▶ What is expected: What number of lines in the material contain the word "Hopkinson"? Give that number alone.
** Start Recorded data **
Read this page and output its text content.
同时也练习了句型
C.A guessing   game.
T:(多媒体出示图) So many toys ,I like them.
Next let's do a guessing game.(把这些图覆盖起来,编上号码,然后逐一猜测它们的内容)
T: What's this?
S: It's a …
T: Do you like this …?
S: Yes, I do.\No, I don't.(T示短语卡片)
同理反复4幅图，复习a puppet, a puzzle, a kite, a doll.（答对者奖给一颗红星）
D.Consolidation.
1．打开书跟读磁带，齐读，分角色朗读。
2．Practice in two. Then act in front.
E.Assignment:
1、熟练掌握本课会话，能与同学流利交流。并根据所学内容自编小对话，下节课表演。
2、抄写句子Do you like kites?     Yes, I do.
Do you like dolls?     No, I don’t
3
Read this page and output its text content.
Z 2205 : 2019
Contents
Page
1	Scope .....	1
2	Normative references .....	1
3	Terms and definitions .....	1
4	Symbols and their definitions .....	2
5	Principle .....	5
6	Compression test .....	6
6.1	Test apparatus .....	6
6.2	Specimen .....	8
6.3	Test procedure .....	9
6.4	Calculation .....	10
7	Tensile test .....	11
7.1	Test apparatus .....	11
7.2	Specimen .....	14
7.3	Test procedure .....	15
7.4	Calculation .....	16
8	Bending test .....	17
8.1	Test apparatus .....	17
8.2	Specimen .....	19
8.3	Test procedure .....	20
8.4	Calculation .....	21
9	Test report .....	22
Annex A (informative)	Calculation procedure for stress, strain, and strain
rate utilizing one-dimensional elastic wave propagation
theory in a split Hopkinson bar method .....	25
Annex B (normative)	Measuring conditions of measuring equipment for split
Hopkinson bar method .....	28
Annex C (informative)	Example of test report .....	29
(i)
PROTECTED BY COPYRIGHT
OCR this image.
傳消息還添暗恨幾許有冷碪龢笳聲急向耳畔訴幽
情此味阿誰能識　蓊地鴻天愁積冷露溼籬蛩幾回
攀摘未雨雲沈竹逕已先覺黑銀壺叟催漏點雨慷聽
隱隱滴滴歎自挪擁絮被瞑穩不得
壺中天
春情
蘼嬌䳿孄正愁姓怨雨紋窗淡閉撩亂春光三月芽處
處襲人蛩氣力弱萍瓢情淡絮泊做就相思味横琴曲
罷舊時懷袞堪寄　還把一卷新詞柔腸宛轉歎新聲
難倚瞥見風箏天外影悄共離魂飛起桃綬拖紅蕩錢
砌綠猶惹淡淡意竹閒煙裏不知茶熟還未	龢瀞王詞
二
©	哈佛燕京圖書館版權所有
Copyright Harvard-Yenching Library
** End Recorded data **
▶ Correct response: 2